Requirements: Of the lines in the entries, how many hold the word "东京机票经济舱"? Give that number alone.

Extracted material:

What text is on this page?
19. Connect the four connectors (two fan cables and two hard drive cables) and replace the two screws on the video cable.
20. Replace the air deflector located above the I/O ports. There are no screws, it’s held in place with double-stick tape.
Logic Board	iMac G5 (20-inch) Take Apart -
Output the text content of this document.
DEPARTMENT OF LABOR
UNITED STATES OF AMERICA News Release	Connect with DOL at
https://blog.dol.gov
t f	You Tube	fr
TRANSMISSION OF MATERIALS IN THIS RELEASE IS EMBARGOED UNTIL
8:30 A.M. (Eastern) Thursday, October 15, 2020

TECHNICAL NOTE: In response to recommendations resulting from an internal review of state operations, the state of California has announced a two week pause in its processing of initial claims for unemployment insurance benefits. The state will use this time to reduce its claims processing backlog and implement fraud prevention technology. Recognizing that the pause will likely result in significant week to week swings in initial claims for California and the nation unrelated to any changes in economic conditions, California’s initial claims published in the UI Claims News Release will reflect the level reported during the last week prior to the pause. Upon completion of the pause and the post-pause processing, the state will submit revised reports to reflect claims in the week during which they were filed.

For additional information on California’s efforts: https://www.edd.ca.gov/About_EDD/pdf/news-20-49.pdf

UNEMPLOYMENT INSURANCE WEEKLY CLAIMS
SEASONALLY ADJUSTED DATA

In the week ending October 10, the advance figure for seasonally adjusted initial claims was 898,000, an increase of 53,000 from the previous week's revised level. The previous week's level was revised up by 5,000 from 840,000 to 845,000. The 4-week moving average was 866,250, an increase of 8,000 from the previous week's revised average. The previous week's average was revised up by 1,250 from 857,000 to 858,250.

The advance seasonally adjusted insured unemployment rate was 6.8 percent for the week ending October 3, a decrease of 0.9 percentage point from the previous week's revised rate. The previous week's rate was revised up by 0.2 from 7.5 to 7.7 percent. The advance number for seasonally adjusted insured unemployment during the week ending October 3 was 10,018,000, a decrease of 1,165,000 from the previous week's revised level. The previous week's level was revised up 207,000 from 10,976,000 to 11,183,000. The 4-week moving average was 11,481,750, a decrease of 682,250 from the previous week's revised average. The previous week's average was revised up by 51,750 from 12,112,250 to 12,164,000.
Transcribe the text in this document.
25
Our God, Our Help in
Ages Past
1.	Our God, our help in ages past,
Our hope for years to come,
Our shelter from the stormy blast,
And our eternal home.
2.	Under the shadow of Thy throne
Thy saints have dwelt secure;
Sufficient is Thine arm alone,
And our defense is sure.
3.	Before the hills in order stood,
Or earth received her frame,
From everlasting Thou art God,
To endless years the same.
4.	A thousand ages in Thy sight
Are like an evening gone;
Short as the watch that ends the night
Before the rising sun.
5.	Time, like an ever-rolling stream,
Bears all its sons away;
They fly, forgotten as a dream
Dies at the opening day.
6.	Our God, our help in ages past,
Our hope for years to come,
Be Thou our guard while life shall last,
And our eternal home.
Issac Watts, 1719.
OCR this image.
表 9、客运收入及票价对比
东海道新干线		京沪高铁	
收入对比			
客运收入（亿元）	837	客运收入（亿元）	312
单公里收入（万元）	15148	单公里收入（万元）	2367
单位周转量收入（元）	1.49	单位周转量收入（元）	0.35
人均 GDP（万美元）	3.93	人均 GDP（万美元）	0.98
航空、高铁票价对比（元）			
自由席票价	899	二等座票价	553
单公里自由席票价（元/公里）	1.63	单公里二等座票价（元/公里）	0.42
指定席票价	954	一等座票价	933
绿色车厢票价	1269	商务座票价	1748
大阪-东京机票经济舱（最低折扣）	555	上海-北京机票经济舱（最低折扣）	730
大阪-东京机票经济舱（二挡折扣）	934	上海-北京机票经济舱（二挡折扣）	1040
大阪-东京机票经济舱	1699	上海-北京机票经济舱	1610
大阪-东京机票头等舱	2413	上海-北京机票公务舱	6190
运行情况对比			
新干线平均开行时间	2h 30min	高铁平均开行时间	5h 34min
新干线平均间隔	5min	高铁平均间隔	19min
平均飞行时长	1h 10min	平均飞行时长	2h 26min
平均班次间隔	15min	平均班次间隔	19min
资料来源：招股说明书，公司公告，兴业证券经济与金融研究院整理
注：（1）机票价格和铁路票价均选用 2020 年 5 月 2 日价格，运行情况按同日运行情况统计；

The result: 3